*REQUIREMENTS*
Restate all of the data exactly.

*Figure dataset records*
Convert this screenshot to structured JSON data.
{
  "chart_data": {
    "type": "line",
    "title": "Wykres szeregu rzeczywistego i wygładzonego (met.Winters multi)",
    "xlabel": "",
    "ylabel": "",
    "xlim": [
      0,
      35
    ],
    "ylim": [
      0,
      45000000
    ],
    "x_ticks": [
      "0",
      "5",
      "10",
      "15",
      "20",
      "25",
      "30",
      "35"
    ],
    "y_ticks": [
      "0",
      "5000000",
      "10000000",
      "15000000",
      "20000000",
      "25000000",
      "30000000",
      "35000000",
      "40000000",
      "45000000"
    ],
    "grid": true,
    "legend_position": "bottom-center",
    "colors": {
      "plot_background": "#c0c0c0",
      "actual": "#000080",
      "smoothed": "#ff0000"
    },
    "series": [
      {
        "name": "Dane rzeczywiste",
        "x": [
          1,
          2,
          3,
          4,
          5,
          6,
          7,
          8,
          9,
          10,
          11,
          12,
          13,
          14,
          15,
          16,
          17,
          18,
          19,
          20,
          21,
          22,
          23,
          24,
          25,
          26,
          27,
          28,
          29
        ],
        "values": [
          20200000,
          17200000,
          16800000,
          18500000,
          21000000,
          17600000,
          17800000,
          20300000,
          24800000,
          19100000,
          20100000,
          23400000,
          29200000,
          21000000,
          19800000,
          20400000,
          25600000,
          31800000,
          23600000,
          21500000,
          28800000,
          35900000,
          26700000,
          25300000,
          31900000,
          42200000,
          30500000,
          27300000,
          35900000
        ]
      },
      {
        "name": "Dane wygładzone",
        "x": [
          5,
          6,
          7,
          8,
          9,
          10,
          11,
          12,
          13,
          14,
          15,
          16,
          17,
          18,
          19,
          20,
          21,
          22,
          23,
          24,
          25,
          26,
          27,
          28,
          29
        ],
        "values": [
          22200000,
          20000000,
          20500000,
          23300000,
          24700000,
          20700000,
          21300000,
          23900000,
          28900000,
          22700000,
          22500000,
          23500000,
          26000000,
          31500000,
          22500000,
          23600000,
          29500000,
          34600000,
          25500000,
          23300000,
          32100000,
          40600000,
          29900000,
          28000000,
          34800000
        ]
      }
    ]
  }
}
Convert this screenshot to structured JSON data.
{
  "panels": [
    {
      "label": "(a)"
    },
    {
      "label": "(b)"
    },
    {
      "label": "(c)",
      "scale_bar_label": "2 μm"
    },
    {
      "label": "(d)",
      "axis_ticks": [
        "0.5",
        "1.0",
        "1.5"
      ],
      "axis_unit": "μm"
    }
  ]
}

*SOLUTION TO THE PROBLEM*
Convert this screenshot to structured JSON data.
{
  "chart_data": {
    "type": "line",
    "title": "Wykres szeregu rzeczywistego i wygładzonego (met.Winters multi)",
    "xlabel": "",
    "ylabel": "",
    "xlim": [
      0,
      35
    ],
    "ylim": [
      0,
      45000000
    ],
    "x_ticks": [
      "0",
      "5",
      "10",
      "15",
      "20",
      "25",
      "30",
      "35"
    ],
    "y_ticks": [
      "0",
      "5000000",
      "10000000",
      "15000000",
      "20000000",
      "25000000",
      "30000000",
      "35000000",
      "40000000",
      "45000000"
    ],
    "grid": true,
    "legend_position": "bottom-center",
    "colors": {
      "plot_background": "#c0c0c0",
      "actual": "#000080",
      "smoothed": "#ff0000"
    },
    "series": [
      {
        "name": "Dane rzeczywiste",
        "x": [
          1,
          2,
          3,
          4,
          5,
          6,
          7,
          8,
          9,
          10,
          11,
          12,
          13,
          14,
          15,
          16,
          17,
          18,
          19,
          20,
          21,
          22,
          23,
          24,
          25,
          26,
          27,
          28,
          29
        ],
        "values": [
          20200000,
          17200000,
          16800000,
          18500000,
          21000000,
          17600000,
          17800000,
          20300000,
          24800000,
          19100000,
          20100000,
          23400000,
          29200000,
          21000000,
          19800000,
          20400000,
          25600000,
          31800000,
          23600000,
          21500000,
          28800000,
          35900000,
          26700000,
          25300000,
          31900000,
          42200000,
          30500000,
          27300000,
          35900000
        ]
      },
      {
        "name": "Dane wygładzone",
        "x": [
          5,
          6,
          7,
          8,
          9,
          10,
          11,
          12,
          13,
          14,
          15,
          16,
          17,
          18,
          19,
          20,
          21,
          22,
          23,
          24,
          25,
          26,
          27,
          28,
          29
        ],
        "values": [
          22200000,
          20000000,
          20500000,
          23300000,
          24700000,
          20700000,
          21300000,
          23900000,
          28900000,
          22700000,
          22500000,
          23500000,
          26000000,
          31500000,
          22500000,
          23600000,
          29500000,
          34600000,
          25500000,
          23300000,
          32100000,
          40600000,
          29900000,
          28000000,
          34800000
        ]
      }
    ]
  }
}
Convert this screenshot to structured JSON data.
{
  "panels": [
    {
      "label": "(a)"
    },
    {
      "label": "(b)"
    },
    {
      "label": "(c)",
      "scale_bar_label": "2 μm"
    },
    {
      "label": "(d)",
      "axis_ticks": [
        "0.5",
        "1.0",
        "1.5"
      ],
      "axis_unit": "μm"
    }
  ]
}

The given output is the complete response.